▸ Set task:
All of the data that follows should be retyped exactly, please, except the pictures.

▸ Material supplied:
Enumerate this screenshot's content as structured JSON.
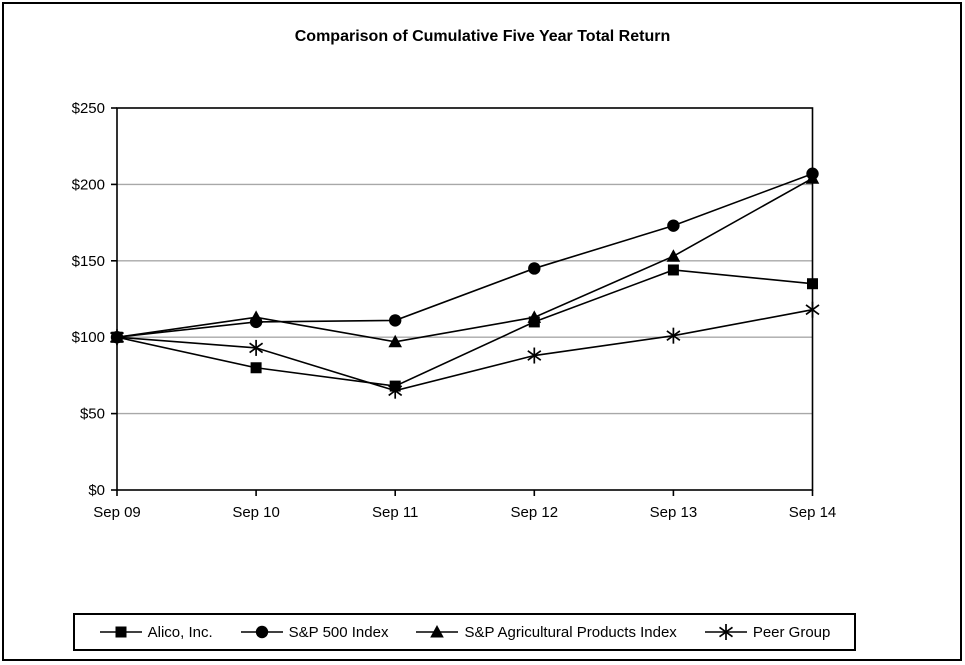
{
  "chart_data": {
    "type": "line",
    "title": "Comparison of Cumulative Five Year Total Return",
    "categories": [
      "Sep 09",
      "Sep 10",
      "Sep 11",
      "Sep 12",
      "Sep 13",
      "Sep 14"
    ],
    "series": [
      {
        "name": "Alico, Inc.",
        "marker": "square",
        "color": "#000000",
        "values": [
          100,
          80,
          68,
          110,
          144,
          135
        ]
      },
      {
        "name": "S&P 500 Index",
        "marker": "circle",
        "color": "#000000",
        "values": [
          100,
          110,
          111,
          145,
          173,
          207
        ]
      },
      {
        "name": "S&P Agricultural Products Index",
        "marker": "triangle",
        "color": "#000000",
        "values": [
          100,
          113,
          97,
          113,
          153,
          204
        ]
      },
      {
        "name": "Peer Group",
        "marker": "asterisk",
        "color": "#000000",
        "values": [
          100,
          93,
          65,
          88,
          101,
          118
        ]
      }
    ],
    "xlabel": "",
    "ylabel": "",
    "ylim": [
      0,
      250
    ],
    "ytick_values": [
      0,
      50,
      100,
      150,
      200,
      250
    ],
    "ytick_labels": [
      "$0",
      "$50",
      "$100",
      "$150",
      "$200",
      "$250"
    ],
    "grid": "horizontal-only",
    "gridline_color": "#a8a8a8",
    "axis_color": "#000000",
    "line_color": "#000000",
    "legend_position": "bottom"
  }
}
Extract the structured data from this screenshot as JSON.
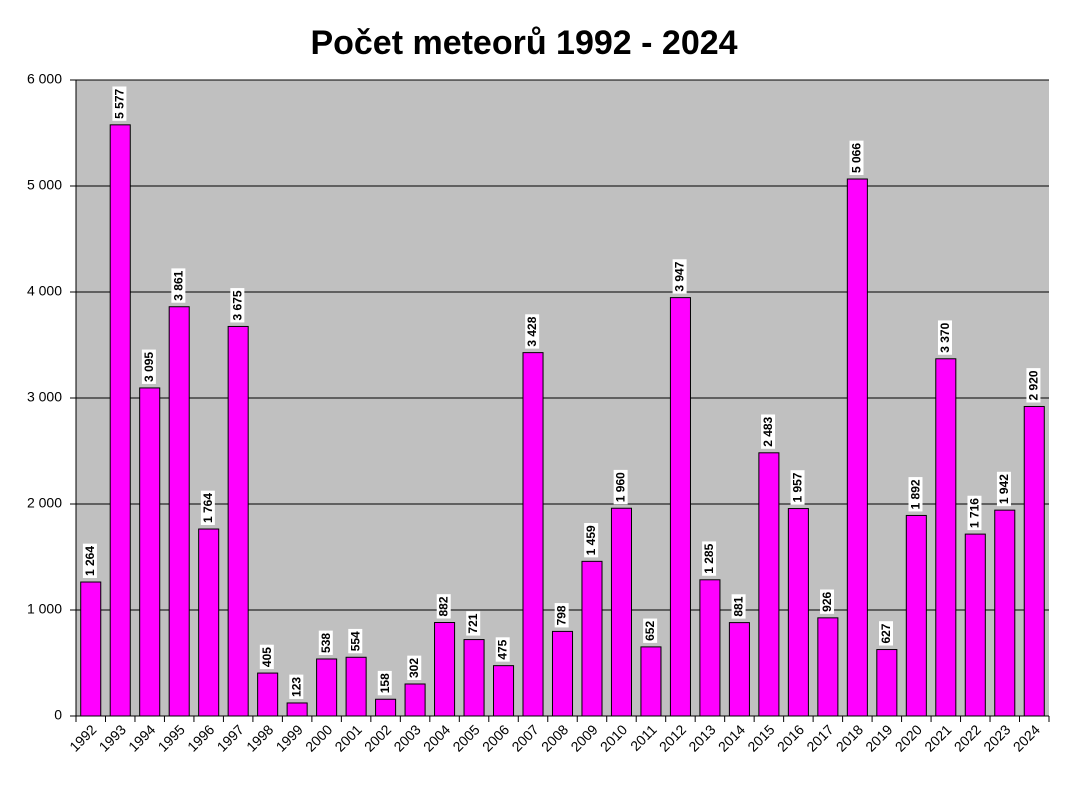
{
  "chart_data": {
    "type": "bar",
    "title": "Počet meteorů 1992 - 2024",
    "categories": [
      "1992",
      "1993",
      "1994",
      "1995",
      "1996",
      "1997",
      "1998",
      "1999",
      "2000",
      "2001",
      "2002",
      "2003",
      "2004",
      "2005",
      "2006",
      "2007",
      "2008",
      "2009",
      "2010",
      "2011",
      "2012",
      "2013",
      "2014",
      "2015",
      "2016",
      "2017",
      "2018",
      "2019",
      "2020",
      "2021",
      "2022",
      "2023",
      "2024"
    ],
    "values": [
      1264,
      5577,
      3095,
      3861,
      1764,
      3675,
      405,
      123,
      538,
      554,
      158,
      302,
      882,
      721,
      475,
      3428,
      798,
      1459,
      1960,
      652,
      3947,
      1285,
      881,
      2483,
      1957,
      926,
      5066,
      627,
      1892,
      3370,
      1716,
      1942,
      2920
    ],
    "value_labels": [
      "1 264",
      "5 577",
      "3 095",
      "3 861",
      "1 764",
      "3 675",
      "405",
      "123",
      "538",
      "554",
      "158",
      "302",
      "882",
      "721",
      "475",
      "3 428",
      "798",
      "1 459",
      "1 960",
      "652",
      "3 947",
      "1 285",
      "881",
      "2 483",
      "1 957",
      "926",
      "5 066",
      "627",
      "1 892",
      "3 370",
      "1 716",
      "1 942",
      "2 920"
    ],
    "color": "#ff00ff",
    "ylim": [
      0,
      6000
    ],
    "yticks": [
      0,
      {
        "value": 1000,
        "label": "1 000"
      },
      {
        "value": 2000,
        "label": "2 000"
      },
      {
        "value": 3000,
        "label": "3 000"
      },
      {
        "value": 4000,
        "label": "4 000"
      },
      {
        "value": 5000,
        "label": "5 000"
      },
      {
        "value": 6000,
        "label": "6 000"
      }
    ],
    "grid": true
  }
}
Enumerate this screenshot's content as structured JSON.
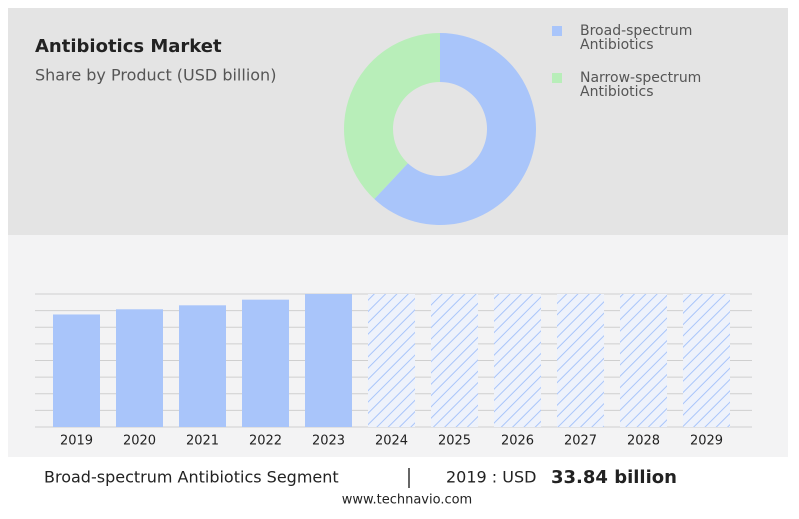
{
  "chart_data": [
    {
      "type": "donut",
      "title": "Antibiotics Market",
      "subtitle": "Share by Product (USD billion)",
      "categories": [
        "Broad-spectrum Antibiotics",
        "Narrow-spectrum Antibiotics"
      ],
      "values": [
        62,
        38
      ],
      "colors": [
        "#a9c5fa",
        "#b8eeb9"
      ]
    },
    {
      "type": "bar",
      "categories": [
        "2019",
        "2020",
        "2021",
        "2022",
        "2023",
        "2024",
        "2025",
        "2026",
        "2027",
        "2028",
        "2029"
      ],
      "values": [
        33.84,
        35.4,
        36.6,
        38.3,
        40,
        null,
        null,
        null,
        null,
        null,
        null
      ],
      "color": "#a9c5fa",
      "ylim": [
        0,
        40
      ],
      "yticks": [
        0,
        5,
        10,
        15,
        20,
        25,
        30,
        35,
        40
      ],
      "grid": true
    }
  ],
  "footer": {
    "segment": "Broad-spectrum Antibiotics Segment",
    "year_label": "2019 : USD",
    "value_label": "33.84 billion",
    "source": "www.technavio.com"
  }
}
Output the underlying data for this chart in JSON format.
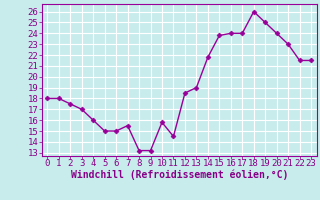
{
  "x": [
    0,
    1,
    2,
    3,
    4,
    5,
    6,
    7,
    8,
    9,
    10,
    11,
    12,
    13,
    14,
    15,
    16,
    17,
    18,
    19,
    20,
    21,
    22,
    23
  ],
  "y": [
    18.0,
    18.0,
    17.5,
    17.0,
    16.0,
    15.0,
    15.0,
    15.5,
    13.2,
    13.2,
    15.8,
    14.5,
    18.5,
    19.0,
    21.8,
    23.8,
    24.0,
    24.0,
    26.0,
    25.0,
    24.0,
    23.0,
    21.5,
    21.5
  ],
  "line_color": "#990099",
  "marker": "D",
  "marker_size": 2.5,
  "linewidth": 1.0,
  "xlabel": "Windchill (Refroidissement éolien,°C)",
  "xlabel_fontsize": 7,
  "yticks": [
    13,
    14,
    15,
    16,
    17,
    18,
    19,
    20,
    21,
    22,
    23,
    24,
    25,
    26
  ],
  "xlim": [
    -0.5,
    23.5
  ],
  "ylim": [
    12.7,
    26.7
  ],
  "background_color": "#c8ecec",
  "grid_color": "#ffffff",
  "tick_fontsize": 6.5,
  "xlabel_color": "#880088",
  "spine_color": "#990099"
}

▸ Response for this exercise:
Enumerate this screenshot's content as structured JSON.
{
  "chart_data": {
    "type": "line",
    "title": "Comparison of Cumulative Five Year Total Return",
    "categories": [
      "Sep 09",
      "Sep 10",
      "Sep 11",
      "Sep 12",
      "Sep 13",
      "Sep 14"
    ],
    "series": [
      {
        "name": "Alico, Inc.",
        "marker": "square",
        "color": "#000000",
        "values": [
          100,
          80,
          68,
          110,
          144,
          135
        ]
      },
      {
        "name": "S&P 500 Index",
        "marker": "circle",
        "color": "#000000",
        "values": [
          100,
          110,
          111,
          145,
          173,
          207
        ]
      },
      {
        "name": "S&P Agricultural Products Index",
        "marker": "triangle",
        "color": "#000000",
        "values": [
          100,
          113,
          97,
          113,
          153,
          204
        ]
      },
      {
        "name": "Peer Group",
        "marker": "asterisk",
        "color": "#000000",
        "values": [
          100,
          93,
          65,
          88,
          101,
          118
        ]
      }
    ],
    "xlabel": "",
    "ylabel": "",
    "ylim": [
      0,
      250
    ],
    "ytick_values": [
      0,
      50,
      100,
      150,
      200,
      250
    ],
    "ytick_labels": [
      "$0",
      "$50",
      "$100",
      "$150",
      "$200",
      "$250"
    ],
    "grid": "horizontal-only",
    "gridline_color": "#a8a8a8",
    "axis_color": "#000000",
    "line_color": "#000000",
    "legend_position": "bottom"
  }
}
Extract the structured data from this screenshot as JSON.
{
  "chart_data": {
    "type": "bar",
    "title": "Počet meteorů 1992 - 2024",
    "categories": [
      "1992",
      "1993",
      "1994",
      "1995",
      "1996",
      "1997",
      "1998",
      "1999",
      "2000",
      "2001",
      "2002",
      "2003",
      "2004",
      "2005",
      "2006",
      "2007",
      "2008",
      "2009",
      "2010",
      "2011",
      "2012",
      "2013",
      "2014",
      "2015",
      "2016",
      "2017",
      "2018",
      "2019",
      "2020",
      "2021",
      "2022",
      "2023",
      "2024"
    ],
    "values": [
      1264,
      5577,
      3095,
      3861,
      1764,
      3675,
      405,
      123,
      538,
      554,
      158,
      302,
      882,
      721,
      475,
      3428,
      798,
      1459,
      1960,
      652,
      3947,
      1285,
      881,
      2483,
      1957,
      926,
      5066,
      627,
      1892,
      3370,
      1716,
      1942,
      2920
    ],
    "value_labels": [
      "1 264",
      "5 577",
      "3 095",
      "3 861",
      "1 764",
      "3 675",
      "405",
      "123",
      "538",
      "554",
      "158",
      "302",
      "882",
      "721",
      "475",
      "3 428",
      "798",
      "1 459",
      "1 960",
      "652",
      "3 947",
      "1 285",
      "881",
      "2 483",
      "1 957",
      "926",
      "5 066",
      "627",
      "1 892",
      "3 370",
      "1 716",
      "1 942",
      "2 920"
    ],
    "color": "#ff00ff",
    "ylim": [
      0,
      6000
    ],
    "yticks": [
      0,
      {
        "value": 1000,
        "label": "1 000"
      },
      {
        "value": 2000,
        "label": "2 000"
      },
      {
        "value": 3000,
        "label": "3 000"
      },
      {
        "value": 4000,
        "label": "4 000"
      },
      {
        "value": 5000,
        "label": "5 000"
      },
      {
        "value": 6000,
        "label": "6 000"
      }
    ],
    "grid": true
  }
}
Enumerate this screenshot's content as structured JSON.
{
  "chart_data": [
    {
      "type": "donut",
      "title": "Antibiotics Market",
      "subtitle": "Share by Product (USD billion)",
      "categories": [
        "Broad-spectrum Antibiotics",
        "Narrow-spectrum Antibiotics"
      ],
      "values": [
        62,
        38
      ],
      "colors": [
        "#a9c5fa",
        "#b8eeb9"
      ]
    },
    {
      "type": "bar",
      "categories": [
        "2019",
        "2020",
        "2021",
        "2022",
        "2023",
        "2024",
        "2025",
        "2026",
        "2027",
        "2028",
        "2029"
      ],
      "values": [
        33.84,
        35.4,
        36.6,
        38.3,
        40,
        null,
        null,
        null,
        null,
        null,
        null
      ],
      "color": "#a9c5fa",
      "ylim": [
        0,
        40
      ],
      "yticks": [
        0,
        5,
        10,
        15,
        20,
        25,
        30,
        35,
        40
      ],
      "grid": true
    }
  ],
  "footer": {
    "segment": "Broad-spectrum Antibiotics Segment",
    "year_label": "2019 : USD",
    "value_label": "33.84 billion",
    "source": "www.technavio.com"
  }
}
Output the underlying data for this chart in JSON format.
{
  "x": [
    0,
    1,
    2,
    3,
    4,
    5,
    6,
    7,
    8,
    9,
    10,
    11,
    12,
    13,
    14,
    15,
    16,
    17,
    18,
    19,
    20,
    21,
    22,
    23
  ],
  "y": [
    18.0,
    18.0,
    17.5,
    17.0,
    16.0,
    15.0,
    15.0,
    15.5,
    13.2,
    13.2,
    15.8,
    14.5,
    18.5,
    19.0,
    21.8,
    23.8,
    24.0,
    24.0,
    26.0,
    25.0,
    24.0,
    23.0,
    21.5,
    21.5
  ],
  "line_color": "#990099",
  "marker": "D",
  "marker_size": 2.5,
  "linewidth": 1.0,
  "xlabel": "Windchill (Refroidissement éolien,°C)",
  "xlabel_fontsize": 7,
  "yticks": [
    13,
    14,
    15,
    16,
    17,
    18,
    19,
    20,
    21,
    22,
    23,
    24,
    25,
    26
  ],
  "xlim": [
    -0.5,
    23.5
  ],
  "ylim": [
    12.7,
    26.7
  ],
  "background_color": "#c8ecec",
  "grid_color": "#ffffff",
  "tick_fontsize": 6.5,
  "xlabel_color": "#880088",
  "spine_color": "#990099"
}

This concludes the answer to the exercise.